• [Problem description]: Single out each line with the word "Distribution" and copy it.

Figure data in JSON:
** Begin **

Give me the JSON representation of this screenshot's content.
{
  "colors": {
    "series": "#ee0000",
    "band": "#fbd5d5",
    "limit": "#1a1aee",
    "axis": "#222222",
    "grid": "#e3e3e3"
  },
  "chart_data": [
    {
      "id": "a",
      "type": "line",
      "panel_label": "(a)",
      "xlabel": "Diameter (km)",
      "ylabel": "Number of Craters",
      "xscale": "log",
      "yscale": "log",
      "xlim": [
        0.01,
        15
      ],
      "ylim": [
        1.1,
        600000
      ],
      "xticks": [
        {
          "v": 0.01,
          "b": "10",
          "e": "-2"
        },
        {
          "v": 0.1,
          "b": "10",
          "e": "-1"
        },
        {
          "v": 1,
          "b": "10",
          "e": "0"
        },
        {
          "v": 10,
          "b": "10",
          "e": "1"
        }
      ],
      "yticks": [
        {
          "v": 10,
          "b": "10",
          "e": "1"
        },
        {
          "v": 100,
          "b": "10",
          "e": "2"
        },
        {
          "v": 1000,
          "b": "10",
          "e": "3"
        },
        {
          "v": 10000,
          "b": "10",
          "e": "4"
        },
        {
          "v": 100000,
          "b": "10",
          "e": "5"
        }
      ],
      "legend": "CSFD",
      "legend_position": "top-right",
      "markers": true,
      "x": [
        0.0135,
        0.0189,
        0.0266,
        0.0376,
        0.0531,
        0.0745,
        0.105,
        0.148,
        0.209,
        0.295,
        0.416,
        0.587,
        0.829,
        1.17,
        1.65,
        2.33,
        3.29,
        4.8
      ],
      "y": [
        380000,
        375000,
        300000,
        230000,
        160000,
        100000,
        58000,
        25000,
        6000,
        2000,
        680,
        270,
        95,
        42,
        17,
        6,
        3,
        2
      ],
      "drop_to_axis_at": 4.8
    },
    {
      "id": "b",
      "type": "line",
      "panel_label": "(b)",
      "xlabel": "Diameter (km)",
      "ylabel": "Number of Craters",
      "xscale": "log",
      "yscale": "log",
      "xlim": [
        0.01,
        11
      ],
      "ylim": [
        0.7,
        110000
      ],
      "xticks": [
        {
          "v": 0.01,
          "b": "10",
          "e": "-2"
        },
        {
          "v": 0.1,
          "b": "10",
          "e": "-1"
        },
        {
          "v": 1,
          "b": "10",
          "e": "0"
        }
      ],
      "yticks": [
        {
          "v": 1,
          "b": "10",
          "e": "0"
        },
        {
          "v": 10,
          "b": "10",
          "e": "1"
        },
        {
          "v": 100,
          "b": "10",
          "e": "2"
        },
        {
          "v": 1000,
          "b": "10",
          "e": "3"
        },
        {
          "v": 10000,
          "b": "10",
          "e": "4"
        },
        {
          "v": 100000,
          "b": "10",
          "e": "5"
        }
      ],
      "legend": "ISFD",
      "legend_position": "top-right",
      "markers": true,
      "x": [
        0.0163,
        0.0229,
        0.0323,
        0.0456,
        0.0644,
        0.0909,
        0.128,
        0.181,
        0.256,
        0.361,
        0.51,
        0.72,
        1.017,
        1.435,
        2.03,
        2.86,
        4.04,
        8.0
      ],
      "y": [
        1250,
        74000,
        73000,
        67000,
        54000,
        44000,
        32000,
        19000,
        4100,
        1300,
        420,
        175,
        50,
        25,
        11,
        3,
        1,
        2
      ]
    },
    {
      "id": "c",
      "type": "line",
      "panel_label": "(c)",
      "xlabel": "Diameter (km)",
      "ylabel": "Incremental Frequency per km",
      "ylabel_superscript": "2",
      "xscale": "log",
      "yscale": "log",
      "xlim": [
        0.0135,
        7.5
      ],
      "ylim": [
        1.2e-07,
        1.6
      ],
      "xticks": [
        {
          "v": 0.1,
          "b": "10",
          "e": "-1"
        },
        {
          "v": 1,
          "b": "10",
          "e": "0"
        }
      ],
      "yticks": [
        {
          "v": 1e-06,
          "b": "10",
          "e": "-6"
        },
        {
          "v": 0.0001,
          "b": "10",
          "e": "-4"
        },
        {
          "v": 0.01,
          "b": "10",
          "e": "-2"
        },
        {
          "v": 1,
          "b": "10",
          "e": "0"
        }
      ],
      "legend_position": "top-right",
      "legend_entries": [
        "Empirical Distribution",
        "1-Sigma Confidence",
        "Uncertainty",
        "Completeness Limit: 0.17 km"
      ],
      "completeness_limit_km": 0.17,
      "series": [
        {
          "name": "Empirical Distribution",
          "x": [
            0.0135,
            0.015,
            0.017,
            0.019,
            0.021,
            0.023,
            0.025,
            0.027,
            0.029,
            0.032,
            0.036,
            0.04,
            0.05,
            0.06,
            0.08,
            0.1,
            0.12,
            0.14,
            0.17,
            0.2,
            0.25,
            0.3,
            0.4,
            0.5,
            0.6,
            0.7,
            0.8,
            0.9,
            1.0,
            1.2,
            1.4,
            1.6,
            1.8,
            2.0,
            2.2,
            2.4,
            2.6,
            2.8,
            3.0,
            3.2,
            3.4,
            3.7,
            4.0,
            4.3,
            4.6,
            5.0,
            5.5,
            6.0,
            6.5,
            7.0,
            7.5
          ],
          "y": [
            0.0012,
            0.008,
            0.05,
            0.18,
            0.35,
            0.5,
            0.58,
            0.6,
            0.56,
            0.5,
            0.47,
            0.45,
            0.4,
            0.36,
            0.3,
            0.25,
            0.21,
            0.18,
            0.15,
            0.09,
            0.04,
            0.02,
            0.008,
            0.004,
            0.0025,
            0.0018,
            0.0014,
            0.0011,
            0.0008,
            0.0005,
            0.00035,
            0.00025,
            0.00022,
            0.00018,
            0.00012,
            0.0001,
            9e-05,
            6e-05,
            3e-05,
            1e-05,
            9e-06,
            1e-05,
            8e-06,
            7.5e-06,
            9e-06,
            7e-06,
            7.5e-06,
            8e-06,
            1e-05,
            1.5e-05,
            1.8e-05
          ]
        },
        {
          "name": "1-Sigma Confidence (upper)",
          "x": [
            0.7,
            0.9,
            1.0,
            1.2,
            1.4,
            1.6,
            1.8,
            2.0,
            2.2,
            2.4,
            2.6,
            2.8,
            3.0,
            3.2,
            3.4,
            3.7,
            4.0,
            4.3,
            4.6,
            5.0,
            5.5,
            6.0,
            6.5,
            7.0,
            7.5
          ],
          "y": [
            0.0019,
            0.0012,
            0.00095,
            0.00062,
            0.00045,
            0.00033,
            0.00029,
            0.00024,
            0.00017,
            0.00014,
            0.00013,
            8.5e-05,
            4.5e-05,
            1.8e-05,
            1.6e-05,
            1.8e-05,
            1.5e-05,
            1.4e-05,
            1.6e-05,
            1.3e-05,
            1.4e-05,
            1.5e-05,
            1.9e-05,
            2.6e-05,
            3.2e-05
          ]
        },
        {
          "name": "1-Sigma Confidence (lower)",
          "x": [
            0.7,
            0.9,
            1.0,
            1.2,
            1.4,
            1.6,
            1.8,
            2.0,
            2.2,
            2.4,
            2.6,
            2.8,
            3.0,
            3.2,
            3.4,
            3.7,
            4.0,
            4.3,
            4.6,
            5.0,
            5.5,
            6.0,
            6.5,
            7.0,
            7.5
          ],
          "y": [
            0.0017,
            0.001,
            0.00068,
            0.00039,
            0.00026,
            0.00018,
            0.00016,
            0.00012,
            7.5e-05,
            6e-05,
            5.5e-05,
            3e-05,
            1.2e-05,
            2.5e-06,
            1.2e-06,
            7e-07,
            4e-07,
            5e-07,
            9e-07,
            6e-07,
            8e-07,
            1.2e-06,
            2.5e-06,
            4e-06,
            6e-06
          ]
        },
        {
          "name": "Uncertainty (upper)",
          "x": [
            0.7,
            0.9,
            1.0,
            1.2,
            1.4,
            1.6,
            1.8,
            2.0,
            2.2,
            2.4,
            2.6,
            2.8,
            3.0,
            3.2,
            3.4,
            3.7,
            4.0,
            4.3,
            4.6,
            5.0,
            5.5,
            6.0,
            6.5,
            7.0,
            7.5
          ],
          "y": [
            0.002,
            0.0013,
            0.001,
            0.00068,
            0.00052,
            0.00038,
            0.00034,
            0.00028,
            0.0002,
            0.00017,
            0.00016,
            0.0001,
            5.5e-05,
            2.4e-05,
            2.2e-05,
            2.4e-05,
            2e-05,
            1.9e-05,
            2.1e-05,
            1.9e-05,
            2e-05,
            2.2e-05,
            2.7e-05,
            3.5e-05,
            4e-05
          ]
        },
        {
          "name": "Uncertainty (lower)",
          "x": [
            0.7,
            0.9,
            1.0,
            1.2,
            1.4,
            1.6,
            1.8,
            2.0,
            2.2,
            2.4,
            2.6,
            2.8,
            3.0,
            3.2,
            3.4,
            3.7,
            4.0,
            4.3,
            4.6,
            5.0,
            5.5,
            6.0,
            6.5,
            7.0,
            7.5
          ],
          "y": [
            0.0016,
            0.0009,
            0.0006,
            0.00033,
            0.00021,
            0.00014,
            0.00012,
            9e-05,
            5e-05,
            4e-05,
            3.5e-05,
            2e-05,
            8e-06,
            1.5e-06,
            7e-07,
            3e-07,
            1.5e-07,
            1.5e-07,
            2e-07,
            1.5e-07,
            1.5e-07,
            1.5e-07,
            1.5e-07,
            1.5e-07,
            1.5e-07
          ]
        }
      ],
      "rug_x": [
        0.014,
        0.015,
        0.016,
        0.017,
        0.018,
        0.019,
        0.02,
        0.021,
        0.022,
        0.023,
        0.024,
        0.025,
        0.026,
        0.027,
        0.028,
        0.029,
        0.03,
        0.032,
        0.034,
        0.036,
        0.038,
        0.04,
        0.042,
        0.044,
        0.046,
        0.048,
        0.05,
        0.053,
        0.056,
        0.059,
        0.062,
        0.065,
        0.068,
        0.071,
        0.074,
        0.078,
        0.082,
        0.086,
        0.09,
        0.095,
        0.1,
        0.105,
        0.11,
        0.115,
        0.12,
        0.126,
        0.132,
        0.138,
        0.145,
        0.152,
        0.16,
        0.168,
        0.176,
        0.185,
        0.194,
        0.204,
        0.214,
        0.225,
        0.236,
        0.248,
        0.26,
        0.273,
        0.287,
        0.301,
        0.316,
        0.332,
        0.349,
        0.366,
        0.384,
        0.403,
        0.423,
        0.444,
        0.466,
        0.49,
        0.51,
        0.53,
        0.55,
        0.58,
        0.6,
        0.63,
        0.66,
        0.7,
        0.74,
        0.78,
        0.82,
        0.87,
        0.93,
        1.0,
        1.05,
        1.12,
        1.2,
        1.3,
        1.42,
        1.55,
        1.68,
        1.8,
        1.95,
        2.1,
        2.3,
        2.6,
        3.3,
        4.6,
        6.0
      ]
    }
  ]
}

** End **

• [Task solution]:
        "Empirical Distribution",
          "name": "Empirical Distribution",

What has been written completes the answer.